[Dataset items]
———

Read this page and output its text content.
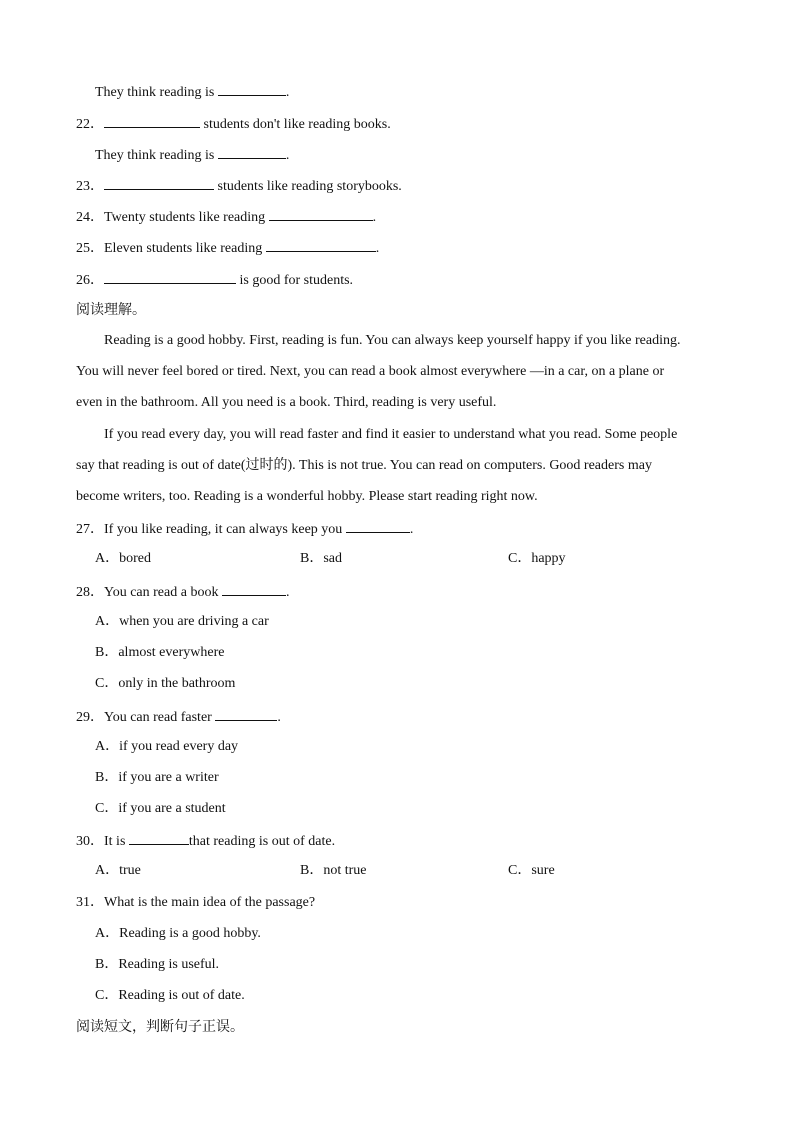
They think reading is	.
22．	students don't like reading books.
They think reading is	.
23．	students like reading storybooks.
24．Twenty students like reading	.
25．Eleven students like reading	.
26．	is good for students.
阅读理解。
Reading is a good hobby. First, reading is fun. You can always keep yourself happy if you like reading.
You will never feel bored or tired. Next, you can read a book almost everywhere —in a car, on a plane or
even in the bathroom. All you need is a book. Third, reading is very useful.
If you read every day, you will read faster and find it easier to understand what you read. Some people
say that reading is out of date(过时的). This is not true. You can read on computers. Good readers may
become writers, too. Reading is a wonderful hobby. Please start reading right now.
27．If you like reading, it can always keep you	.
A．bored	B．sad	C．happy
28．You can read a book	.
A．when you are driving a car
B．almost everywhere
C．only in the bathroom
29．You can read faster	.
A．if you read every day
B．if you are a writer
C．if you are a student
30．It is	that reading is out of date.
A．true	B．not true	C．sure
31．What is the main idea of the passage?
A．Reading is a good hobby.
B．Reading is useful.
C．Reading is out of date.
阅读短文，判断句子正误。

———

▶ **WHAT THE EXERCISE ASKS**
Out of the material above, gather each line where "always" appears.

▶ **THE OUTPUT**
Reading is a good hobby. First, reading is fun. You can always keep yourself happy if you like reading.
27．If you like reading, it can always keep you	.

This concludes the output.